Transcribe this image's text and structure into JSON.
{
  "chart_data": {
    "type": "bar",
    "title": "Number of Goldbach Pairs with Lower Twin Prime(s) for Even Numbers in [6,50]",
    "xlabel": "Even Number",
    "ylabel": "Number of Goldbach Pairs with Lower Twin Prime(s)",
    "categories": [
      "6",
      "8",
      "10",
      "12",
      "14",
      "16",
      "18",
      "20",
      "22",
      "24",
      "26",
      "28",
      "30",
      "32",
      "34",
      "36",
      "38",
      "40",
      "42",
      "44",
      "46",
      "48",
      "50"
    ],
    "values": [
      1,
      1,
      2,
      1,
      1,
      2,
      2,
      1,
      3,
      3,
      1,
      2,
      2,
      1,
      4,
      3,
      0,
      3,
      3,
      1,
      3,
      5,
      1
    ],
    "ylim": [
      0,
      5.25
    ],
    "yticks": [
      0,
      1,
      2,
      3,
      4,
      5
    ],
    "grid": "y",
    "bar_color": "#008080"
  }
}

___

◆ **What you should do**
Extract the data exactly as given.

◆ **Answer**
Transcribe this image's text and structure into JSON.
{
  "chart_data": {
    "type": "bar",
    "title": "Number of Goldbach Pairs with Lower Twin Prime(s) for Even Numbers in [6,50]",
    "xlabel": "Even Number",
    "ylabel": "Number of Goldbach Pairs with Lower Twin Prime(s)",
    "categories": [
      "6",
      "8",
      "10",
      "12",
      "14",
      "16",
      "18",
      "20",
      "22",
      "24",
      "26",
      "28",
      "30",
      "32",
      "34",
      "36",
      "38",
      "40",
      "42",
      "44",
      "46",
      "48",
      "50"
    ],
    "values": [
      1,
      1,
      2,
      1,
      1,
      2,
      2,
      1,
      3,
      3,
      1,
      2,
      2,
      1,
      4,
      3,
      0,
      3,
      3,
      1,
      3,
      5,
      1
    ],
    "ylim": [
      0,
      5.25
    ],
    "yticks": [
      0,
      1,
      2,
      3,
      4,
      5
    ],
    "grid": "y",
    "bar_color": "#008080"
  }
}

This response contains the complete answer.